» **Exercise task**:
Here are some records. Copy each one exactly.

++++ Records for processing

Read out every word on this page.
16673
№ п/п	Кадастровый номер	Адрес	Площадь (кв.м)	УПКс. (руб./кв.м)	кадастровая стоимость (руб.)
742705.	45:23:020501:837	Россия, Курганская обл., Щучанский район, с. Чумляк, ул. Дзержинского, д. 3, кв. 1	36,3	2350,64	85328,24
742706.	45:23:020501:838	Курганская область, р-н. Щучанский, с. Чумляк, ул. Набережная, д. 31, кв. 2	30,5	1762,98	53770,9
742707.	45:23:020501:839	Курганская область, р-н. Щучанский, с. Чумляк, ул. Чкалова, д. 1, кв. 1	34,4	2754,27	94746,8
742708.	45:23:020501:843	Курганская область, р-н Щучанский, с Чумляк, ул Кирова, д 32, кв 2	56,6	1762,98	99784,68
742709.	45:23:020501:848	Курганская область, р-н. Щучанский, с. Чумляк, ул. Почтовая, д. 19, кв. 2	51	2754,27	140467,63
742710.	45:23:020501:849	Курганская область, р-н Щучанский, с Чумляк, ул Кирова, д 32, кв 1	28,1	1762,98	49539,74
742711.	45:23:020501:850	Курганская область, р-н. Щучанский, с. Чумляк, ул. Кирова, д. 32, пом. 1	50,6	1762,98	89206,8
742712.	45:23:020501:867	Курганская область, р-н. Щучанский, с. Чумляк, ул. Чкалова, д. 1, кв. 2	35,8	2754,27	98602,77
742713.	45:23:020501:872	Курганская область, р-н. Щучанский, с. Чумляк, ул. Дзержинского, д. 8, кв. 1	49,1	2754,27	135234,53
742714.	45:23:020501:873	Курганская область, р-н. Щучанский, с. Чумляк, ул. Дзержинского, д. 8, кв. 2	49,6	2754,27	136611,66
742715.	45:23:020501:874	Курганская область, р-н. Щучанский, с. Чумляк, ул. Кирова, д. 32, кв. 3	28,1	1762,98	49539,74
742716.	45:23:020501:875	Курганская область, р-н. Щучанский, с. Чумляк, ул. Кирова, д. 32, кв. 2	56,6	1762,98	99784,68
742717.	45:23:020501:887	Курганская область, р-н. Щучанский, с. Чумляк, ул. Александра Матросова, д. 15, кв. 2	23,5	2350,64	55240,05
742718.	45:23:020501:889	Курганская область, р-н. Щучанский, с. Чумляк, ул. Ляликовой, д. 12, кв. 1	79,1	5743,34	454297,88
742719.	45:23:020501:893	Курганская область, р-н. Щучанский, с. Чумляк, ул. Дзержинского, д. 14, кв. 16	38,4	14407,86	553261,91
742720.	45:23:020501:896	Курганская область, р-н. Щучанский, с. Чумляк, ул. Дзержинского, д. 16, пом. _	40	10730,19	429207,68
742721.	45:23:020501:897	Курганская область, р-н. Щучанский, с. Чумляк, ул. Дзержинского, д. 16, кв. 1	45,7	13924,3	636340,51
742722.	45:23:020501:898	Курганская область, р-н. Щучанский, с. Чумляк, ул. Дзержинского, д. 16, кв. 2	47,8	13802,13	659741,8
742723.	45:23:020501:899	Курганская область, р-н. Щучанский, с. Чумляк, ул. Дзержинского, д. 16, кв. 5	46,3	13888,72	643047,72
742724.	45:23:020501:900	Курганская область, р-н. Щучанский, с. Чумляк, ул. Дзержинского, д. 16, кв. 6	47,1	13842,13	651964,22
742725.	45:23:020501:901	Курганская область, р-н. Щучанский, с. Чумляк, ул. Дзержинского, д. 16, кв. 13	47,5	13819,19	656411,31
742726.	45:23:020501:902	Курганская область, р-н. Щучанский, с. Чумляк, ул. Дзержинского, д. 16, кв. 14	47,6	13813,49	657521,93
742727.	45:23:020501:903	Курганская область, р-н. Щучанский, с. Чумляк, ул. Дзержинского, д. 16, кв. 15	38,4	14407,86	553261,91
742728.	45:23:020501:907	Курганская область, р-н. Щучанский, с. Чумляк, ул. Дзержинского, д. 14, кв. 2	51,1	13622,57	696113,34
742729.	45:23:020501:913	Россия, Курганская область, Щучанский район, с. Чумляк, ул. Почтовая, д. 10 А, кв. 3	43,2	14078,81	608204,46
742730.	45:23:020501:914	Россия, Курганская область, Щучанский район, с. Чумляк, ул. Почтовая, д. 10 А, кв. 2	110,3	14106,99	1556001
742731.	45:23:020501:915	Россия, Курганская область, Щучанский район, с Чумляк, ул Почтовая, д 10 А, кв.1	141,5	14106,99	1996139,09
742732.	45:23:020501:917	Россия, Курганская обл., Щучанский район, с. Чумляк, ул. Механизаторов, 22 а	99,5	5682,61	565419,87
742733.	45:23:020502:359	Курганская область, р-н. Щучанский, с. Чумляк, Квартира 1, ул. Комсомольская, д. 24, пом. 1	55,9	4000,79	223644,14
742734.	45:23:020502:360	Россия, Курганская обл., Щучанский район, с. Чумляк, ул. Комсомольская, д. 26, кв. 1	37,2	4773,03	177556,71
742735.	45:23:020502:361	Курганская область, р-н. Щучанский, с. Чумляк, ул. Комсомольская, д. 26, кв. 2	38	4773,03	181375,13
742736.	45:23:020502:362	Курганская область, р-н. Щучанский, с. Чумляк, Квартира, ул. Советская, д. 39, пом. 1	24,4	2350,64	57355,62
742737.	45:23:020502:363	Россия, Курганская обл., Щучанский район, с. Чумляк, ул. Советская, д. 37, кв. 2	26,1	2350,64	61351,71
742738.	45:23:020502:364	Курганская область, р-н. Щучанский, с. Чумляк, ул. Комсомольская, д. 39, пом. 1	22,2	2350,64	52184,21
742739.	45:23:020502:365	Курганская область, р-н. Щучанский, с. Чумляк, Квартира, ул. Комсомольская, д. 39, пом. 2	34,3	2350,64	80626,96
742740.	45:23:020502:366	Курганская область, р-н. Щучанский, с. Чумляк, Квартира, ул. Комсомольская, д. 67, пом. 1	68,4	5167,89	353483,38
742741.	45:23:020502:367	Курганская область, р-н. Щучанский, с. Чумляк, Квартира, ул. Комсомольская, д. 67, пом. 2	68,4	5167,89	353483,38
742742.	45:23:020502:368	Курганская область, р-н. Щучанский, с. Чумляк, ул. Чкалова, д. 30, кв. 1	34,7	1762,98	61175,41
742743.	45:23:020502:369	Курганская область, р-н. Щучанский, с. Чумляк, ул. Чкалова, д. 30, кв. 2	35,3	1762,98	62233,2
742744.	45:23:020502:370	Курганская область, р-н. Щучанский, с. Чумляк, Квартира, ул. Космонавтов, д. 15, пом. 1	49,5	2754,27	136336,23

++++++++

» **Result**:
Read out every word on this page.
16673
№ п/п	Кадастровый номер	Адрес	Площадь (кв.м)	УПКс. (руб./кв.м)	кадастровая стоимость (руб.)
742705.	45:23:020501:837	Россия, Курганская обл., Щучанский район, с. Чумляк, ул. Дзержинского, д. 3, кв. 1	36,3	2350,64	85328,24
742706.	45:23:020501:838	Курганская область, р-н. Щучанский, с. Чумляк, ул. Набережная, д. 31, кв. 2	30,5	1762,98	53770,9
742707.	45:23:020501:839	Курганская область, р-н. Щучанский, с. Чумляк, ул. Чкалова, д. 1, кв. 1	34,4	2754,27	94746,8
742708.	45:23:020501:843	Курганская область, р-н Щучанский, с Чумляк, ул Кирова, д 32, кв 2	56,6	1762,98	99784,68
742709.	45:23:020501:848	Курганская область, р-н. Щучанский, с. Чумляк, ул. Почтовая, д. 19, кв. 2	51	2754,27	140467,63
742710.	45:23:020501:849	Курганская область, р-н Щучанский, с Чумляк, ул Кирова, д 32, кв 1	28,1	1762,98	49539,74
742711.	45:23:020501:850	Курганская область, р-н. Щучанский, с. Чумляк, ул. Кирова, д. 32, пом. 1	50,6	1762,98	89206,8
742712.	45:23:020501:867	Курганская область, р-н. Щучанский, с. Чумляк, ул. Чкалова, д. 1, кв. 2	35,8	2754,27	98602,77
742713.	45:23:020501:872	Курганская область, р-н. Щучанский, с. Чумляк, ул. Дзержинского, д. 8, кв. 1	49,1	2754,27	135234,53
742714.	45:23:020501:873	Курганская область, р-н. Щучанский, с. Чумляк, ул. Дзержинского, д. 8, кв. 2	49,6	2754,27	136611,66
742715.	45:23:020501:874	Курганская область, р-н. Щучанский, с. Чумляк, ул. Кирова, д. 32, кв. 3	28,1	1762,98	49539,74
742716.	45:23:020501:875	Курганская область, р-н. Щучанский, с. Чумляк, ул. Кирова, д. 32, кв. 2	56,6	1762,98	99784,68
742717.	45:23:020501:887	Курганская область, р-н. Щучанский, с. Чумляк, ул. Александра Матросова, д. 15, кв. 2	23,5	2350,64	55240,05
742718.	45:23:020501:889	Курганская область, р-н. Щучанский, с. Чумляк, ул. Ляликовой, д. 12, кв. 1	79,1	5743,34	454297,88
742719.	45:23:020501:893	Курганская область, р-н. Щучанский, с. Чумляк, ул. Дзержинского, д. 14, кв. 16	38,4	14407,86	553261,91
742720.	45:23:020501:896	Курганская область, р-н. Щучанский, с. Чумляк, ул. Дзержинского, д. 16, пом. _	40	10730,19	429207,68
742721.	45:23:020501:897	Курганская область, р-н. Щучанский, с. Чумляк, ул. Дзержинского, д. 16, кв. 1	45,7	13924,3	636340,51
742722.	45:23:020501:898	Курганская область, р-н. Щучанский, с. Чумляк, ул. Дзержинского, д. 16, кв. 2	47,8	13802,13	659741,8
742723.	45:23:020501:899	Курганская область, р-н. Щучанский, с. Чумляк, ул. Дзержинского, д. 16, кв. 5	46,3	13888,72	643047,72
742724.	45:23:020501:900	Курганская область, р-н. Щучанский, с. Чумляк, ул. Дзержинского, д. 16, кв. 6	47,1	13842,13	651964,22
742725.	45:23:020501:901	Курганская область, р-н. Щучанский, с. Чумляк, ул. Дзержинского, д. 16, кв. 13	47,5	13819,19	656411,31
742726.	45:23:020501:902	Курганская область, р-н. Щучанский, с. Чумляк, ул. Дзержинского, д. 16, кв. 14	47,6	13813,49	657521,93
742727.	45:23:020501:903	Курганская область, р-н. Щучанский, с. Чумляк, ул. Дзержинского, д. 16, кв. 15	38,4	14407,86	553261,91
742728.	45:23:020501:907	Курганская область, р-н. Щучанский, с. Чумляк, ул. Дзержинского, д. 14, кв. 2	51,1	13622,57	696113,34
742729.	45:23:020501:913	Россия, Курганская область, Щучанский район, с. Чумляк, ул. Почтовая, д. 10 А, кв. 3	43,2	14078,81	608204,46
742730.	45:23:020501:914	Россия, Курганская область, Щучанский район, с. Чумляк, ул. Почтовая, д. 10 А, кв. 2	110,3	14106,99	1556001
742731.	45:23:020501:915	Россия, Курганская область, Щучанский район, с Чумляк, ул Почтовая, д 10 А, кв.1	141,5	14106,99	1996139,09
742732.	45:23:020501:917	Россия, Курганская обл., Щучанский район, с. Чумляк, ул. Механизаторов, 22 а	99,5	5682,61	565419,87
742733.	45:23:020502:359	Курганская область, р-н. Щучанский, с. Чумляк, Квартира 1, ул. Комсомольская, д. 24, пом. 1	55,9	4000,79	223644,14
742734.	45:23:020502:360	Россия, Курганская обл., Щучанский район, с. Чумляк, ул. Комсомольская, д. 26, кв. 1	37,2	4773,03	177556,71
742735.	45:23:020502:361	Курганская область, р-н. Щучанский, с. Чумляк, ул. Комсомольская, д. 26, кв. 2	38	4773,03	181375,13
742736.	45:23:020502:362	Курганская область, р-н. Щучанский, с. Чумляк, Квартира, ул. Советская, д. 39, пом. 1	24,4	2350,64	57355,62
742737.	45:23:020502:363	Россия, Курганская обл., Щучанский район, с. Чумляк, ул. Советская, д. 37, кв. 2	26,1	2350,64	61351,71
742738.	45:23:020502:364	Курганская область, р-н. Щучанский, с. Чумляк, ул. Комсомольская, д. 39, пом. 1	22,2	2350,64	52184,21
742739.	45:23:020502:365	Курганская область, р-н. Щучанский, с. Чумляк, Квартира, ул. Комсомольская, д. 39, пом. 2	34,3	2350,64	80626,96
742740.	45:23:020502:366	Курганская область, р-н. Щучанский, с. Чумляк, Квартира, ул. Комсомольская, д. 67, пом. 1	68,4	5167,89	353483,38
742741.	45:23:020502:367	Курганская область, р-н. Щучанский, с. Чумляк, Квартира, ул. Комсомольская, д. 67, пом. 2	68,4	5167,89	353483,38
742742.	45:23:020502:368	Курганская область, р-н. Щучанский, с. Чумляк, ул. Чкалова, д. 30, кв. 1	34,7	1762,98	61175,41
742743.	45:23:020502:369	Курганская область, р-н. Щучанский, с. Чумляк, ул. Чкалова, д. 30, кв. 2	35,3	1762,98	62233,2
742744.	45:23:020502:370	Курганская область, р-н. Щучанский, с. Чумляк, Квартира, ул. Космонавтов, д. 15, пом. 1	49,5	2754,27	136336,23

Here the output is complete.